> [Your goal]: Restate the full set of records exactly, word for word.

> [Supplied information]:
* * * * * * * * *

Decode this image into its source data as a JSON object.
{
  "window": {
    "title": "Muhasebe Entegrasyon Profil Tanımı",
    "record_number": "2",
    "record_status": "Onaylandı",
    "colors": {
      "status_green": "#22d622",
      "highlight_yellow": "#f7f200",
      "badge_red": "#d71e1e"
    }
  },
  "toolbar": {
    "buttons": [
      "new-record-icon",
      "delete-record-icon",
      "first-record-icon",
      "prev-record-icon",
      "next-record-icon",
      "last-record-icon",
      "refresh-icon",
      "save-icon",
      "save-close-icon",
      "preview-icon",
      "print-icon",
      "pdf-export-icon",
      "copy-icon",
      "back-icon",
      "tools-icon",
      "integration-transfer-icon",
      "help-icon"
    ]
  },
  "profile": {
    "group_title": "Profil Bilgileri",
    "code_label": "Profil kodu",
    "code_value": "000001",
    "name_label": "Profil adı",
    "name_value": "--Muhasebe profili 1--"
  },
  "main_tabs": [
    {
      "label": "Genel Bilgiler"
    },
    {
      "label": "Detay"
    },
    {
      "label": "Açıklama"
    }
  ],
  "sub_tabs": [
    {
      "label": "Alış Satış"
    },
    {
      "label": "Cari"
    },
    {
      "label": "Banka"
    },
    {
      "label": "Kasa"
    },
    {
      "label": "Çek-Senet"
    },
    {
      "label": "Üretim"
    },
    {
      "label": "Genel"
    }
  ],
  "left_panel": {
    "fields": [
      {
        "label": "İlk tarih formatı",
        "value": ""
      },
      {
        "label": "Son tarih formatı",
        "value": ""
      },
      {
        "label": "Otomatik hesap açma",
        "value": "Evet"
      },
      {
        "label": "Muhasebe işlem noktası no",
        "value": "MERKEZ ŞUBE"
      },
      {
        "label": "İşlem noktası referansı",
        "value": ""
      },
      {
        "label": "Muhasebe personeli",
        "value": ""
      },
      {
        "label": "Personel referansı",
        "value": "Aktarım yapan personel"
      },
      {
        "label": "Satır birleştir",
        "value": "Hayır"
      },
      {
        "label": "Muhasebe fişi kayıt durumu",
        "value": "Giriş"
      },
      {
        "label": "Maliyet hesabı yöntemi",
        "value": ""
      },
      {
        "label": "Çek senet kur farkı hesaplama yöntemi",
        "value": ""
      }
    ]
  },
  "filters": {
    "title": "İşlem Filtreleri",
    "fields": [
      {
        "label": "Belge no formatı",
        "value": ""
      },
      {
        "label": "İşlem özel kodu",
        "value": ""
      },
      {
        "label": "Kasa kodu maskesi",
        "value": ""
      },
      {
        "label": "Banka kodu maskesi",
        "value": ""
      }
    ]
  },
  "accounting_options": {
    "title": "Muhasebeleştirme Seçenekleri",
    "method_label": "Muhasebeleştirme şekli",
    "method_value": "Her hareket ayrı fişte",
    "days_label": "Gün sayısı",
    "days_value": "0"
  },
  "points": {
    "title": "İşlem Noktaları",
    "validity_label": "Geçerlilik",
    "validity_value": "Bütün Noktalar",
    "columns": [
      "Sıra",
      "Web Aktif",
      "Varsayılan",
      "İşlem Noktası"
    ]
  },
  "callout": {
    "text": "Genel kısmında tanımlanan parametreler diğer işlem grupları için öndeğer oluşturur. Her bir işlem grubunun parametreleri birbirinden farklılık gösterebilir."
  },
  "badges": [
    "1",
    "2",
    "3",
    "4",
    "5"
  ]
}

* * * * * * * * *

> [Correct response]:
Decode this image into its source data as a JSON object.
{
  "window": {
    "title": "Muhasebe Entegrasyon Profil Tanımı",
    "record_number": "2",
    "record_status": "Onaylandı",
    "colors": {
      "status_green": "#22d622",
      "highlight_yellow": "#f7f200",
      "badge_red": "#d71e1e"
    }
  },
  "toolbar": {
    "buttons": [
      "new-record-icon",
      "delete-record-icon",
      "first-record-icon",
      "prev-record-icon",
      "next-record-icon",
      "last-record-icon",
      "refresh-icon",
      "save-icon",
      "save-close-icon",
      "preview-icon",
      "print-icon",
      "pdf-export-icon",
      "copy-icon",
      "back-icon",
      "tools-icon",
      "integration-transfer-icon",
      "help-icon"
    ]
  },
  "profile": {
    "group_title": "Profil Bilgileri",
    "code_label": "Profil kodu",
    "code_value": "000001",
    "name_label": "Profil adı",
    "name_value": "--Muhasebe profili 1--"
  },
  "main_tabs": [
    {
      "label": "Genel Bilgiler"
    },
    {
      "label": "Detay"
    },
    {
      "label": "Açıklama"
    }
  ],
  "sub_tabs": [
    {
      "label": "Alış Satış"
    },
    {
      "label": "Cari"
    },
    {
      "label": "Banka"
    },
    {
      "label": "Kasa"
    },
    {
      "label": "Çek-Senet"
    },
    {
      "label": "Üretim"
    },
    {
      "label": "Genel"
    }
  ],
  "left_panel": {
    "fields": [
      {
        "label": "İlk tarih formatı",
        "value": ""
      },
      {
        "label": "Son tarih formatı",
        "value": ""
      },
      {
        "label": "Otomatik hesap açma",
        "value": "Evet"
      },
      {
        "label": "Muhasebe işlem noktası no",
        "value": "MERKEZ ŞUBE"
      },
      {
        "label": "İşlem noktası referansı",
        "value": ""
      },
      {
        "label": "Muhasebe personeli",
        "value": ""
      },
      {
        "label": "Personel referansı",
        "value": "Aktarım yapan personel"
      },
      {
        "label": "Satır birleştir",
        "value": "Hayır"
      },
      {
        "label": "Muhasebe fişi kayıt durumu",
        "value": "Giriş"
      },
      {
        "label": "Maliyet hesabı yöntemi",
        "value": ""
      },
      {
        "label": "Çek senet kur farkı hesaplama yöntemi",
        "value": ""
      }
    ]
  },
  "filters": {
    "title": "İşlem Filtreleri",
    "fields": [
      {
        "label": "Belge no formatı",
        "value": ""
      },
      {
        "label": "İşlem özel kodu",
        "value": ""
      },
      {
        "label": "Kasa kodu maskesi",
        "value": ""
      },
      {
        "label": "Banka kodu maskesi",
        "value": ""
      }
    ]
  },
  "accounting_options": {
    "title": "Muhasebeleştirme Seçenekleri",
    "method_label": "Muhasebeleştirme şekli",
    "method_value": "Her hareket ayrı fişte",
    "days_label": "Gün sayısı",
    "days_value": "0"
  },
  "points": {
    "title": "İşlem Noktaları",
    "validity_label": "Geçerlilik",
    "validity_value": "Bütün Noktalar",
    "columns": [
      "Sıra",
      "Web Aktif",
      "Varsayılan",
      "İşlem Noktası"
    ]
  },
  "callout": {
    "text": "Genel kısmında tanımlanan parametreler diğer işlem grupları için öndeğer oluşturur. Her bir işlem grubunun parametreleri birbirinden farklılık gösterebilir."
  },
  "badges": [
    "1",
    "2",
    "3",
    "4",
    "5"
  ]
}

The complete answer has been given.